[Short problem]: Return all lines where the word "Phase" can be found.

[Available records]:

++++++++

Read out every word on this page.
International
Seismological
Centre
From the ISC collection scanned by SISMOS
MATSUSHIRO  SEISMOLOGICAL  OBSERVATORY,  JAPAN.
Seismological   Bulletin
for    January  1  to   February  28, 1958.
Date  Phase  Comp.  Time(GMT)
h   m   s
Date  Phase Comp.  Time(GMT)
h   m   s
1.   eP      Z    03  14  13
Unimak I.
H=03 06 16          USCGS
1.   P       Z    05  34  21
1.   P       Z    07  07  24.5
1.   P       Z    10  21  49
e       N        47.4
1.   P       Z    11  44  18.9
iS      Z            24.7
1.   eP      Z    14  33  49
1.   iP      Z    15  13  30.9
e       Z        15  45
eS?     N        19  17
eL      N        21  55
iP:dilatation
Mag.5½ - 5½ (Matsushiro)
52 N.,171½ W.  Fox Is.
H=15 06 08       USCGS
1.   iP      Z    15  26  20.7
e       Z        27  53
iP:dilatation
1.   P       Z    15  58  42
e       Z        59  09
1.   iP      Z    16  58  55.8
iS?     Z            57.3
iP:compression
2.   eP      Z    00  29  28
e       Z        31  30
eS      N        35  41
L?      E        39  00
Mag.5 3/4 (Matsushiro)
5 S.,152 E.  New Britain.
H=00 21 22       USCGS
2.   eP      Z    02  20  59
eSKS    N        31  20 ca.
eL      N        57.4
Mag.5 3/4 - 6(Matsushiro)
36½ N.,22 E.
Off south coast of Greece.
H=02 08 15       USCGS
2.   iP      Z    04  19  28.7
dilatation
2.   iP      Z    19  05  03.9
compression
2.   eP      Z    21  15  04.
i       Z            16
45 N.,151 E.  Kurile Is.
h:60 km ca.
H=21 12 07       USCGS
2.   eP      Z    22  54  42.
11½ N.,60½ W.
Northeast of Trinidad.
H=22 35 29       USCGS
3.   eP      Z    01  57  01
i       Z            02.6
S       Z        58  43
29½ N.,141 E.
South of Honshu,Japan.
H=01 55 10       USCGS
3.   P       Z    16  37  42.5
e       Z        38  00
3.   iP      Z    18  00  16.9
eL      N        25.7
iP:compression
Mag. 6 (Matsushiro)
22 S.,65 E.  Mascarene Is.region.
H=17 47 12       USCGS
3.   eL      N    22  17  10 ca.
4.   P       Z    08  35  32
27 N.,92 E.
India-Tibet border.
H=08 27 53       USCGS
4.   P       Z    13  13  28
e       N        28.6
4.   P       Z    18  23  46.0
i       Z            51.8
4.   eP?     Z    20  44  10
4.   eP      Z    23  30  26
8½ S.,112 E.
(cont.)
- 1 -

++++++++

[Finished task]:
Date  Phase  Comp.  Time(GMT)
Date  Phase Comp.  Time(GMT)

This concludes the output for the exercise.